-- INSTRUCTIONS TO FOLLOW --
Write out the records beneath this line exactly as they appear, minus any images.

── PROVIDED RECORDS ──

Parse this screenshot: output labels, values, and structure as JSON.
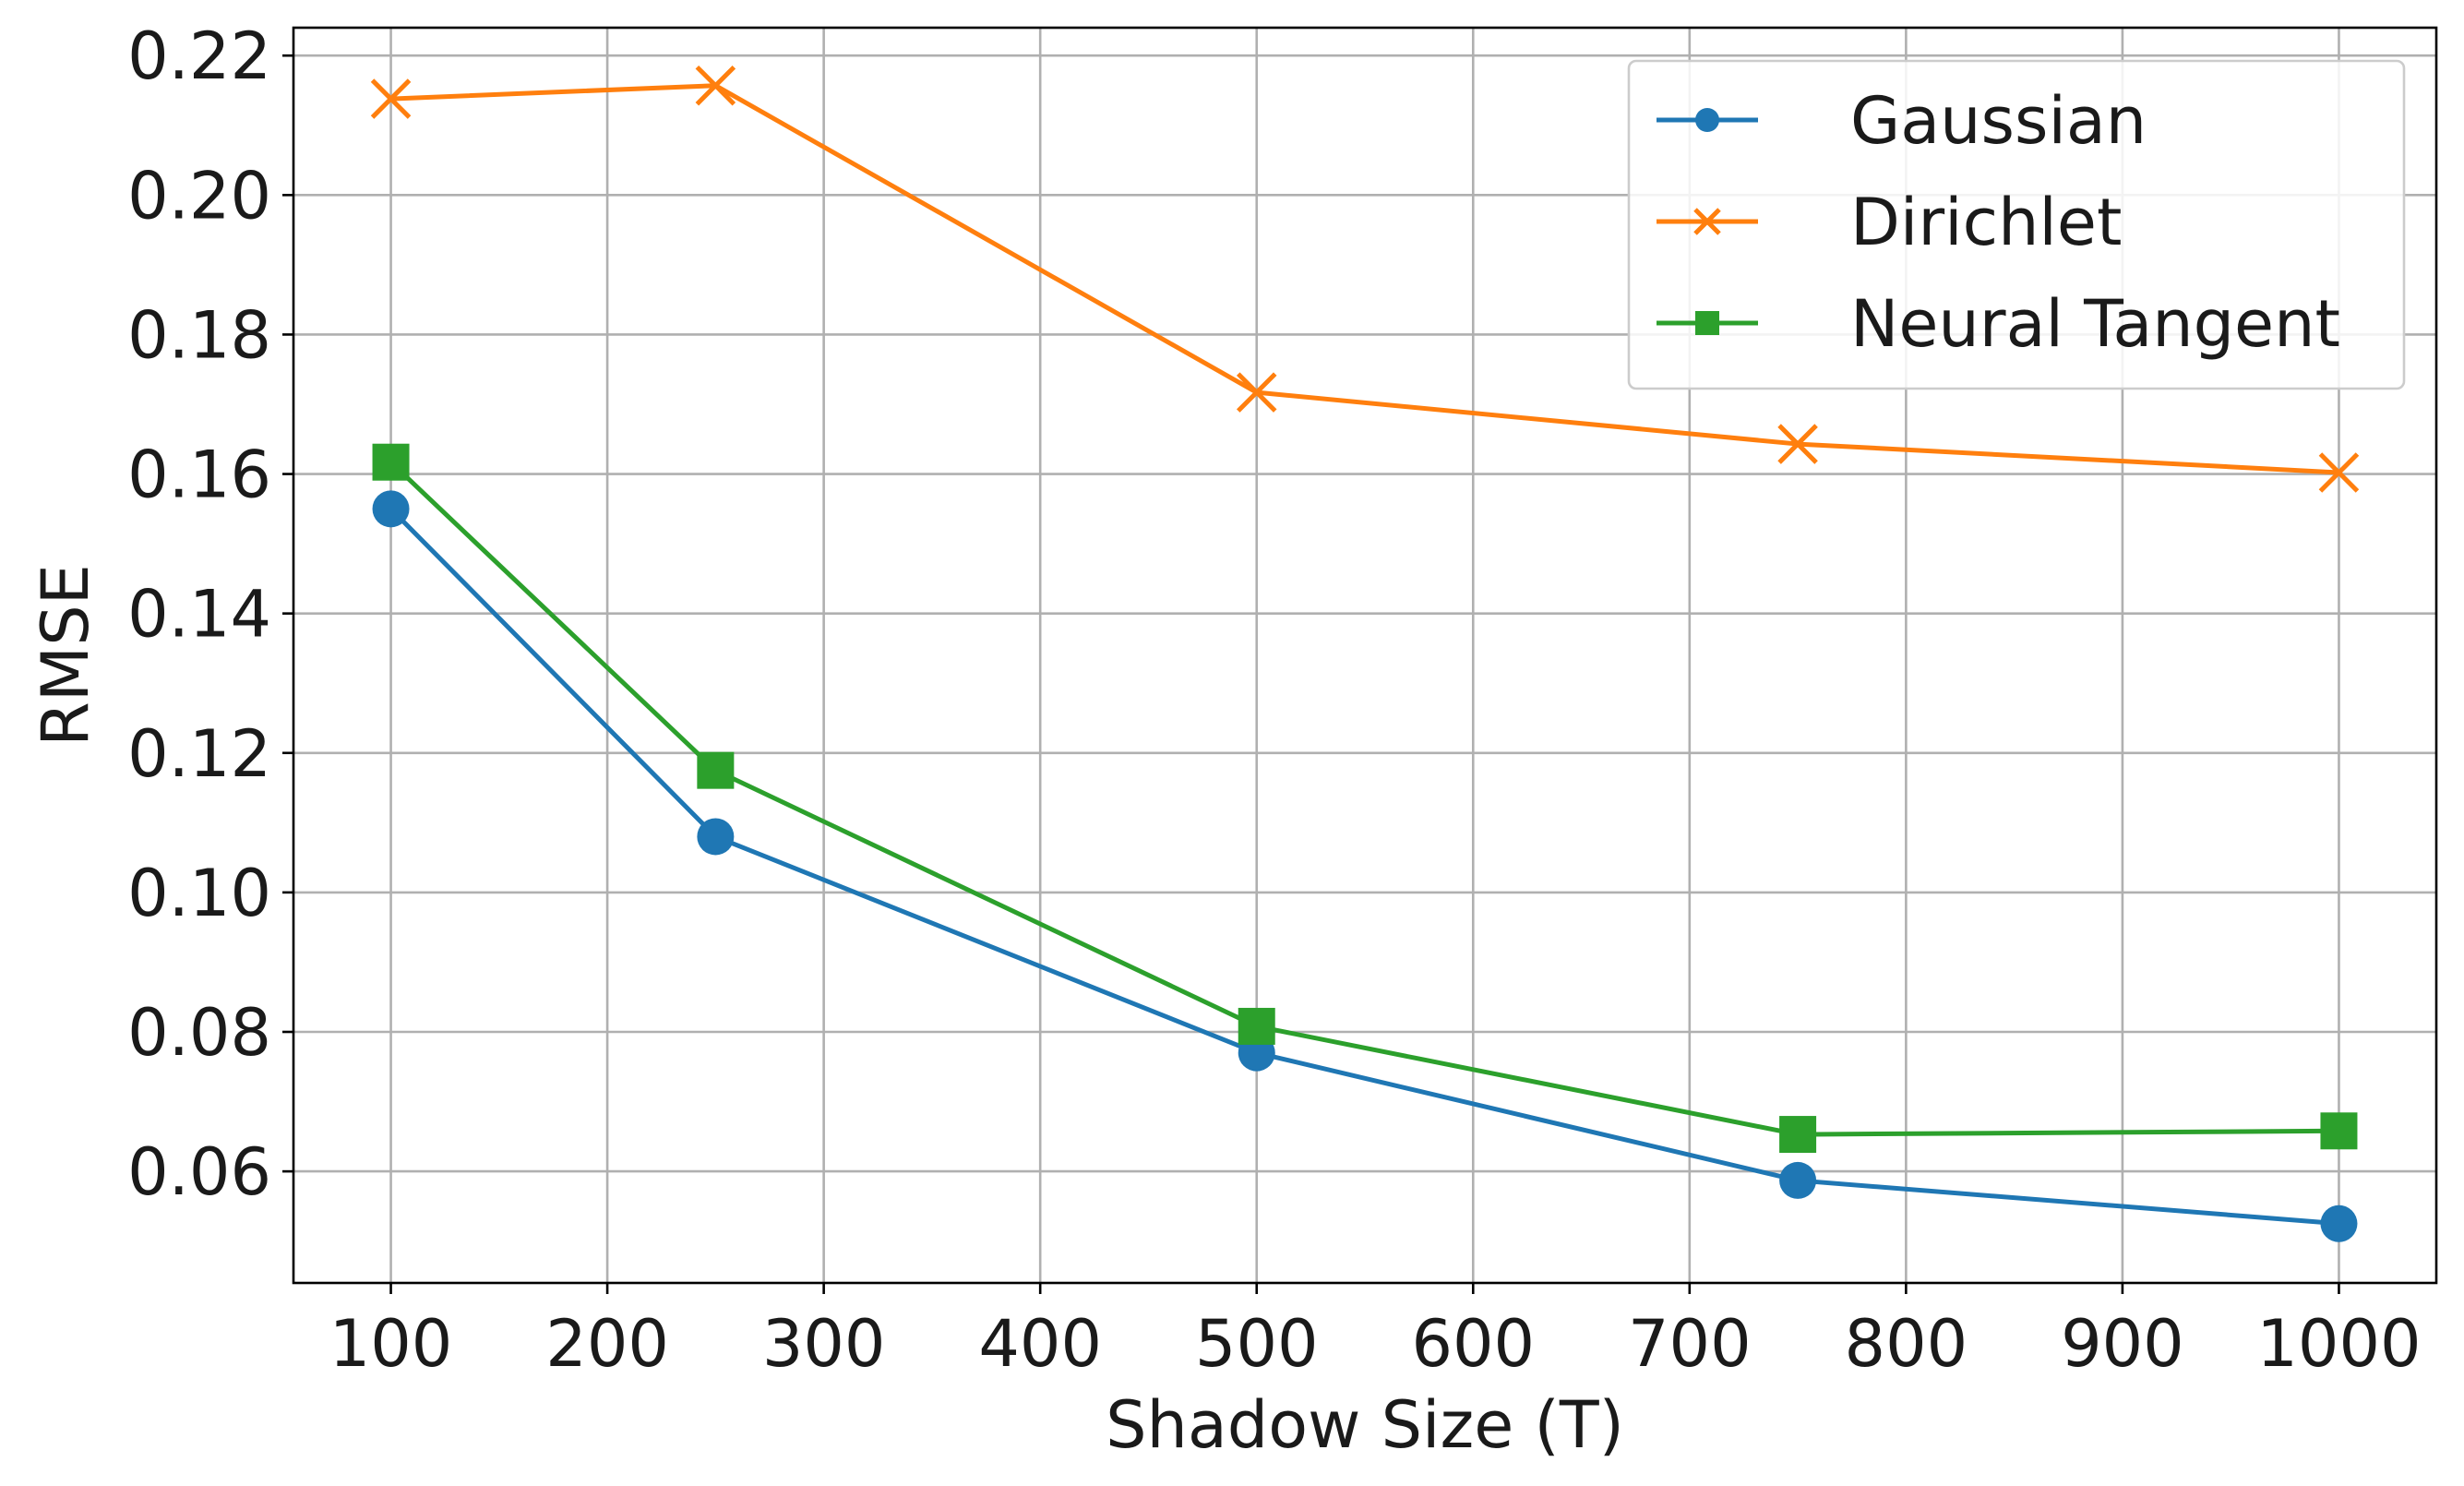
{
  "chart_data": {
    "type": "line",
    "title": "",
    "xlabel": "Shadow Size (T)",
    "ylabel": "RMSE",
    "xlim": [
      55,
      1045
    ],
    "ylim": [
      0.044,
      0.224
    ],
    "xticks": [
      100,
      200,
      300,
      400,
      500,
      600,
      700,
      800,
      900,
      1000
    ],
    "xtick_labels": [
      "100",
      "200",
      "300",
      "400",
      "500",
      "600",
      "700",
      "800",
      "900",
      "1000"
    ],
    "yticks": [
      0.06,
      0.08,
      0.1,
      0.12,
      0.14,
      0.16,
      0.18,
      0.2,
      0.22
    ],
    "ytick_labels": [
      "0.06",
      "0.08",
      "0.10",
      "0.12",
      "0.14",
      "0.16",
      "0.18",
      "0.20",
      "0.22"
    ],
    "grid": true,
    "legend_position": "top-right",
    "x": [
      100,
      250,
      500,
      750,
      1000
    ],
    "series": [
      {
        "name": "Gaussian",
        "color": "#1f77b4",
        "marker": "circle",
        "values": [
          0.155,
          0.108,
          0.077,
          0.0587,
          0.0525
        ]
      },
      {
        "name": "Dirichlet",
        "color": "#ff7f0e",
        "marker": "x",
        "values": [
          0.2138,
          0.2157,
          0.1717,
          0.1643,
          0.1602
        ]
      },
      {
        "name": "Neural Tangent",
        "color": "#2ca02c",
        "marker": "square",
        "values": [
          0.1617,
          0.1175,
          0.0808,
          0.0653,
          0.0658
        ]
      }
    ]
  }
}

───

-- RESULT OF THE EXERCISE --
Parse this screenshot: output labels, values, and structure as JSON.
{
  "chart_data": {
    "type": "line",
    "title": "",
    "xlabel": "Shadow Size (T)",
    "ylabel": "RMSE",
    "xlim": [
      55,
      1045
    ],
    "ylim": [
      0.044,
      0.224
    ],
    "xticks": [
      100,
      200,
      300,
      400,
      500,
      600,
      700,
      800,
      900,
      1000
    ],
    "xtick_labels": [
      "100",
      "200",
      "300",
      "400",
      "500",
      "600",
      "700",
      "800",
      "900",
      "1000"
    ],
    "yticks": [
      0.06,
      0.08,
      0.1,
      0.12,
      0.14,
      0.16,
      0.18,
      0.2,
      0.22
    ],
    "ytick_labels": [
      "0.06",
      "0.08",
      "0.10",
      "0.12",
      "0.14",
      "0.16",
      "0.18",
      "0.20",
      "0.22"
    ],
    "grid": true,
    "legend_position": "top-right",
    "x": [
      100,
      250,
      500,
      750,
      1000
    ],
    "series": [
      {
        "name": "Gaussian",
        "color": "#1f77b4",
        "marker": "circle",
        "values": [
          0.155,
          0.108,
          0.077,
          0.0587,
          0.0525
        ]
      },
      {
        "name": "Dirichlet",
        "color": "#ff7f0e",
        "marker": "x",
        "values": [
          0.2138,
          0.2157,
          0.1717,
          0.1643,
          0.1602
        ]
      },
      {
        "name": "Neural Tangent",
        "color": "#2ca02c",
        "marker": "square",
        "values": [
          0.1617,
          0.1175,
          0.0808,
          0.0653,
          0.0658
        ]
      }
    ]
  }
}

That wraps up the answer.